-- Begin RECORDS FOR THE TASK --

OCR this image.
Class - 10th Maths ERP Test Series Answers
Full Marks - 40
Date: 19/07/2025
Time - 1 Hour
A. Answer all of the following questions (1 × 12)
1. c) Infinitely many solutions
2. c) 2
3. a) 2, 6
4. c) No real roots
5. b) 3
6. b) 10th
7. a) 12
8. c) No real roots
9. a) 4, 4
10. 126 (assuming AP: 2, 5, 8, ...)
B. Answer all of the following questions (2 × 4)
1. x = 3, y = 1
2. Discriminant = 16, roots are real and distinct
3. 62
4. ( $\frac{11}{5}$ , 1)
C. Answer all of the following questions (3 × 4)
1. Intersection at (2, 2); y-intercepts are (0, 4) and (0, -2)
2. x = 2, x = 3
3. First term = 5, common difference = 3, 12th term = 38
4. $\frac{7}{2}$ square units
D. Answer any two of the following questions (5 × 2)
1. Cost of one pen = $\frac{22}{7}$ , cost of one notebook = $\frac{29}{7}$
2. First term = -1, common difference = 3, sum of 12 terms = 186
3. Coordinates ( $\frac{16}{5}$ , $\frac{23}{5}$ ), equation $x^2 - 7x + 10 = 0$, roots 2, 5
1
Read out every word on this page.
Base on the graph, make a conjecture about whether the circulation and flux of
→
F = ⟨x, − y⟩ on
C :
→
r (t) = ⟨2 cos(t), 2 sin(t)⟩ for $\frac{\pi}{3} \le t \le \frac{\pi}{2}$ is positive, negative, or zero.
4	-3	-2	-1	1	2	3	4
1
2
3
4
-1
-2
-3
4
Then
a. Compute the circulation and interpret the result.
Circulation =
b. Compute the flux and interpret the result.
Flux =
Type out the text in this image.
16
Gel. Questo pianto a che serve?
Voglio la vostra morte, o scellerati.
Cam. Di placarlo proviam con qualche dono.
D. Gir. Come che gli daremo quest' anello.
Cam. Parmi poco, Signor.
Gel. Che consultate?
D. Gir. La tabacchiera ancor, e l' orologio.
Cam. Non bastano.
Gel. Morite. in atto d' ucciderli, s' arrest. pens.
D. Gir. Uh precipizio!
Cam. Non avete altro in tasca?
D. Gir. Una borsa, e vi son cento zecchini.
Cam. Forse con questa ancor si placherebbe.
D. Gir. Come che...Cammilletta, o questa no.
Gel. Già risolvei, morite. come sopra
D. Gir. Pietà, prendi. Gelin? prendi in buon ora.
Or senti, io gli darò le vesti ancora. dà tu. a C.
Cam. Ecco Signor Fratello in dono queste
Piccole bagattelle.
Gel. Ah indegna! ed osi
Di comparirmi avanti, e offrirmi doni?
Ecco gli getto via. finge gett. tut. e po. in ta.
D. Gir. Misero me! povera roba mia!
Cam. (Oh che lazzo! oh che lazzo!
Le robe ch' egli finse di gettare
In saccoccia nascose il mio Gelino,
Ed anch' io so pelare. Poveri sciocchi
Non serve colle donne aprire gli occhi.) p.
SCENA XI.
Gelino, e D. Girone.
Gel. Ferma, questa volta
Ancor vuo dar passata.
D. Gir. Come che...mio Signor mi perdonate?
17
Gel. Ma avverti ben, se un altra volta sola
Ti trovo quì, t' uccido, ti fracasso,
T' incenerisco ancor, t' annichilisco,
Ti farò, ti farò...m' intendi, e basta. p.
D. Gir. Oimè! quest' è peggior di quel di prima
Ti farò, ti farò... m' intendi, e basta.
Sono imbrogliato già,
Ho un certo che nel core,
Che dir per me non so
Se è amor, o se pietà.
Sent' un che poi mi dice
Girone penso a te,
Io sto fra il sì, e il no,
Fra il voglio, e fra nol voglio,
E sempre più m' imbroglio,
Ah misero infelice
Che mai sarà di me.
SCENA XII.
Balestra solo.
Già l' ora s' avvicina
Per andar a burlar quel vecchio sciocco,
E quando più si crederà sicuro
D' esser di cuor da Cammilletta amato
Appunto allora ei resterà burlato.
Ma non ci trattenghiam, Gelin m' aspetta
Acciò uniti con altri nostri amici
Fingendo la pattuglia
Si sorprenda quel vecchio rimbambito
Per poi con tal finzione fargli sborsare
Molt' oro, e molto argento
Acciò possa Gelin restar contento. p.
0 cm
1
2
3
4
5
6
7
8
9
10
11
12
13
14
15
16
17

-- End RECORDS FOR THE TASK --

== DO THIS ==
Please restate the records in full, word for word.

== SOLUTION BELOW ==
OCR this image.
Class - 10th Maths ERP Test Series Answers
Full Marks - 40
Date: 19/07/2025
Time - 1 Hour
A. Answer all of the following questions (1 × 12)
1. c) Infinitely many solutions
2. c) 2
3. a) 2, 6
4. c) No real roots
5. b) 3
6. b) 10th
7. a) 12
8. c) No real roots
9. a) 4, 4
10. 126 (assuming AP: 2, 5, 8, ...)
B. Answer all of the following questions (2 × 4)
1. x = 3, y = 1
2. Discriminant = 16, roots are real and distinct
3. 62
4. ( $\frac{11}{5}$ , 1)
C. Answer all of the following questions (3 × 4)
1. Intersection at (2, 2); y-intercepts are (0, 4) and (0, -2)
2. x = 2, x = 3
3. First term = 5, common difference = 3, 12th term = 38
4. $\frac{7}{2}$ square units
D. Answer any two of the following questions (5 × 2)
1. Cost of one pen = $\frac{22}{7}$ , cost of one notebook = $\frac{29}{7}$
2. First term = -1, common difference = 3, sum of 12 terms = 186
3. Coordinates ( $\frac{16}{5}$ , $\frac{23}{5}$ ), equation $x^2 - 7x + 10 = 0$, roots 2, 5
1
Read out every word on this page.
Base on the graph, make a conjecture about whether the circulation and flux of
→
F = ⟨x, − y⟩ on
C :
→
r (t) = ⟨2 cos(t), 2 sin(t)⟩ for $\frac{\pi}{3} \le t \le \frac{\pi}{2}$ is positive, negative, or zero.
4	-3	-2	-1	1	2	3	4
1
2
3
4
-1
-2
-3
4
Then
a. Compute the circulation and interpret the result.
Circulation =
b. Compute the flux and interpret the result.
Flux =
Type out the text in this image.
16
Gel. Questo pianto a che serve?
Voglio la vostra morte, o scellerati.
Cam. Di placarlo proviam con qualche dono.
D. Gir. Come che gli daremo quest' anello.
Cam. Parmi poco, Signor.
Gel. Che consultate?
D. Gir. La tabacchiera ancor, e l' orologio.
Cam. Non bastano.
Gel. Morite. in atto d' ucciderli, s' arrest. pens.
D. Gir. Uh precipizio!
Cam. Non avete altro in tasca?
D. Gir. Una borsa, e vi son cento zecchini.
Cam. Forse con questa ancor si placherebbe.
D. Gir. Come che...Cammilletta, o questa no.
Gel. Già risolvei, morite. come sopra
D. Gir. Pietà, prendi. Gelin? prendi in buon ora.
Or senti, io gli darò le vesti ancora. dà tu. a C.
Cam. Ecco Signor Fratello in dono queste
Piccole bagattelle.
Gel. Ah indegna! ed osi
Di comparirmi avanti, e offrirmi doni?
Ecco gli getto via. finge gett. tut. e po. in ta.
D. Gir. Misero me! povera roba mia!
Cam. (Oh che lazzo! oh che lazzo!
Le robe ch' egli finse di gettare
In saccoccia nascose il mio Gelino,
Ed anch' io so pelare. Poveri sciocchi
Non serve colle donne aprire gli occhi.) p.
SCENA XI.
Gelino, e D. Girone.
Gel. Ferma, questa volta
Ancor vuo dar passata.
D. Gir. Come che...mio Signor mi perdonate?
17
Gel. Ma avverti ben, se un altra volta sola
Ti trovo quì, t' uccido, ti fracasso,
T' incenerisco ancor, t' annichilisco,
Ti farò, ti farò...m' intendi, e basta. p.
D. Gir. Oimè! quest' è peggior di quel di prima
Ti farò, ti farò... m' intendi, e basta.
Sono imbrogliato già,
Ho un certo che nel core,
Che dir per me non so
Se è amor, o se pietà.
Sent' un che poi mi dice
Girone penso a te,
Io sto fra il sì, e il no,
Fra il voglio, e fra nol voglio,
E sempre più m' imbroglio,
Ah misero infelice
Che mai sarà di me.
SCENA XII.
Balestra solo.
Già l' ora s' avvicina
Per andar a burlar quel vecchio sciocco,
E quando più si crederà sicuro
D' esser di cuor da Cammilletta amato
Appunto allora ei resterà burlato.
Ma non ci trattenghiam, Gelin m' aspetta
Acciò uniti con altri nostri amici
Fingendo la pattuglia
Si sorprenda quel vecchio rimbambito
Per poi con tal finzione fargli sborsare
Molt' oro, e molto argento
Acciò possa Gelin restar contento. p.
0 cm
1
2
3
4
5
6
7
8
9
10
11
12
13
14
15
16
17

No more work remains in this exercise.